TASK REQUIREMENTS
Word for word, restate every line of the listing that follows.

MATERIAL TO PROCESS
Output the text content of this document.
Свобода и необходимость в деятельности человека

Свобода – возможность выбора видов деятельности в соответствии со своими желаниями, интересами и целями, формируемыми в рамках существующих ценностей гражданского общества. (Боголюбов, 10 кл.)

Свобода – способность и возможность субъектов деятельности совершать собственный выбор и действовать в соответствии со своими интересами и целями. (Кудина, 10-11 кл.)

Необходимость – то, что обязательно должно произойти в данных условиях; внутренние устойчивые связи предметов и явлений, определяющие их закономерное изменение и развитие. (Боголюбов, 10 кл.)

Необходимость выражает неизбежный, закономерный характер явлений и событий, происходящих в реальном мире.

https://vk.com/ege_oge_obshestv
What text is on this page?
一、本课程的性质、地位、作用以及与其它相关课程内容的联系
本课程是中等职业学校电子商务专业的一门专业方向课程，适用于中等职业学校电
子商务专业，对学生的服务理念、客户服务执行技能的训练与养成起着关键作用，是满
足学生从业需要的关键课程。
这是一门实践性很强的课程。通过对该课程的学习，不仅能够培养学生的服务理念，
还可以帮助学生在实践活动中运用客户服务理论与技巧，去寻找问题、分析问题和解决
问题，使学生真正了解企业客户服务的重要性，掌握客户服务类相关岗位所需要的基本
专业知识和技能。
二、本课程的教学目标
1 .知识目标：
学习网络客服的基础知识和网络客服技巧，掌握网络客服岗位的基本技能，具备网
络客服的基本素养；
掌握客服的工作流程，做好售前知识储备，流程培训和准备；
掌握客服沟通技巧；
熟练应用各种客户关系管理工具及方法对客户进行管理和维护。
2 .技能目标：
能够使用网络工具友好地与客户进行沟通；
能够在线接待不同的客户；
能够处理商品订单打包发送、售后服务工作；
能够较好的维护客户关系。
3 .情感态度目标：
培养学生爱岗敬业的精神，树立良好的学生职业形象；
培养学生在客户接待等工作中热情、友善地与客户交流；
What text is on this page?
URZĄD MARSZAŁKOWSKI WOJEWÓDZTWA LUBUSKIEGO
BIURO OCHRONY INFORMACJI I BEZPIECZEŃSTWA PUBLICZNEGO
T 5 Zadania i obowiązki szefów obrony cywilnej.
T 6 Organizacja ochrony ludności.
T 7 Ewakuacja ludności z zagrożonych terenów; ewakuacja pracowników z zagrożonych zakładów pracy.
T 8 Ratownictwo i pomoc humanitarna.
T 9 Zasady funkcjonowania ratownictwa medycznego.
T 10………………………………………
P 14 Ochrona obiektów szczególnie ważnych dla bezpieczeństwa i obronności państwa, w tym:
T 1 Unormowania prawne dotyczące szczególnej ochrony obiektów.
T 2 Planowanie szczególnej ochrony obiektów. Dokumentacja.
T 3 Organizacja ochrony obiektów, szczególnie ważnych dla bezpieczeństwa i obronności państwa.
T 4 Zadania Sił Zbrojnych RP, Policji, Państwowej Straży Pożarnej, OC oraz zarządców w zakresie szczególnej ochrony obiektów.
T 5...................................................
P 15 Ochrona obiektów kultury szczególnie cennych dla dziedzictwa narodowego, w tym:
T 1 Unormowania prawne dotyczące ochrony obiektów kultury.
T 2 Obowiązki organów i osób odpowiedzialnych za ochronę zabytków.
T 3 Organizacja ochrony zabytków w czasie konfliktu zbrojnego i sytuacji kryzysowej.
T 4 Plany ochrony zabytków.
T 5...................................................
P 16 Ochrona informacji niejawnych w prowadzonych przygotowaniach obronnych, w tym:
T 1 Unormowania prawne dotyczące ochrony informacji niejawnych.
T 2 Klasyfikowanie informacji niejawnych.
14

ANSWER IN FULL
Output the text content of this document.
Свобода и необходимость в деятельности человека

Свобода – возможность выбора видов деятельности в соответствии со своими желаниями, интересами и целями, формируемыми в рамках существующих ценностей гражданского общества. (Боголюбов, 10 кл.)

Свобода – способность и возможность субъектов деятельности совершать собственный выбор и действовать в соответствии со своими интересами и целями. (Кудина, 10-11 кл.)

Необходимость – то, что обязательно должно произойти в данных условиях; внутренние устойчивые связи предметов и явлений, определяющие их закономерное изменение и развитие. (Боголюбов, 10 кл.)

Необходимость выражает неизбежный, закономерный характер явлений и событий, происходящих в реальном мире.

https://vk.com/ege_oge_obshestv
What text is on this page?
一、本课程的性质、地位、作用以及与其它相关课程内容的联系
本课程是中等职业学校电子商务专业的一门专业方向课程，适用于中等职业学校电
子商务专业，对学生的服务理念、客户服务执行技能的训练与养成起着关键作用，是满
足学生从业需要的关键课程。
这是一门实践性很强的课程。通过对该课程的学习，不仅能够培养学生的服务理念，
还可以帮助学生在实践活动中运用客户服务理论与技巧，去寻找问题、分析问题和解决
问题，使学生真正了解企业客户服务的重要性，掌握客户服务类相关岗位所需要的基本
专业知识和技能。
二、本课程的教学目标
1 .知识目标：
学习网络客服的基础知识和网络客服技巧，掌握网络客服岗位的基本技能，具备网
络客服的基本素养；
掌握客服的工作流程，做好售前知识储备，流程培训和准备；
掌握客服沟通技巧；
熟练应用各种客户关系管理工具及方法对客户进行管理和维护。
2 .技能目标：
能够使用网络工具友好地与客户进行沟通；
能够在线接待不同的客户；
能够处理商品订单打包发送、售后服务工作；
能够较好的维护客户关系。
3 .情感态度目标：
培养学生爱岗敬业的精神，树立良好的学生职业形象；
培养学生在客户接待等工作中热情、友善地与客户交流；
What text is on this page?
URZĄD MARSZAŁKOWSKI WOJEWÓDZTWA LUBUSKIEGO
BIURO OCHRONY INFORMACJI I BEZPIECZEŃSTWA PUBLICZNEGO
T 5 Zadania i obowiązki szefów obrony cywilnej.
T 6 Organizacja ochrony ludności.
T 7 Ewakuacja ludności z zagrożonych terenów; ewakuacja pracowników z zagrożonych zakładów pracy.
T 8 Ratownictwo i pomoc humanitarna.
T 9 Zasady funkcjonowania ratownictwa medycznego.
T 10………………………………………
P 14 Ochrona obiektów szczególnie ważnych dla bezpieczeństwa i obronności państwa, w tym:
T 1 Unormowania prawne dotyczące szczególnej ochrony obiektów.
T 2 Planowanie szczególnej ochrony obiektów. Dokumentacja.
T 3 Organizacja ochrony obiektów, szczególnie ważnych dla bezpieczeństwa i obronności państwa.
T 4 Zadania Sił Zbrojnych RP, Policji, Państwowej Straży Pożarnej, OC oraz zarządców w zakresie szczególnej ochrony obiektów.
T 5...................................................
P 15 Ochrona obiektów kultury szczególnie cennych dla dziedzictwa narodowego, w tym:
T 1 Unormowania prawne dotyczące ochrony obiektów kultury.
T 2 Obowiązki organów i osób odpowiedzialnych za ochronę zabytków.
T 3 Organizacja ochrony zabytków w czasie konfliktu zbrojnego i sytuacji kryzysowej.
T 4 Plany ochrony zabytków.
T 5...................................................
P 16 Ochrona informacji niejawnych w prowadzonych przygotowaniach obronnych, w tym:
T 1 Unormowania prawne dotyczące ochrony informacji niejawnych.
T 2 Klasyfikowanie informacji niejawnych.
14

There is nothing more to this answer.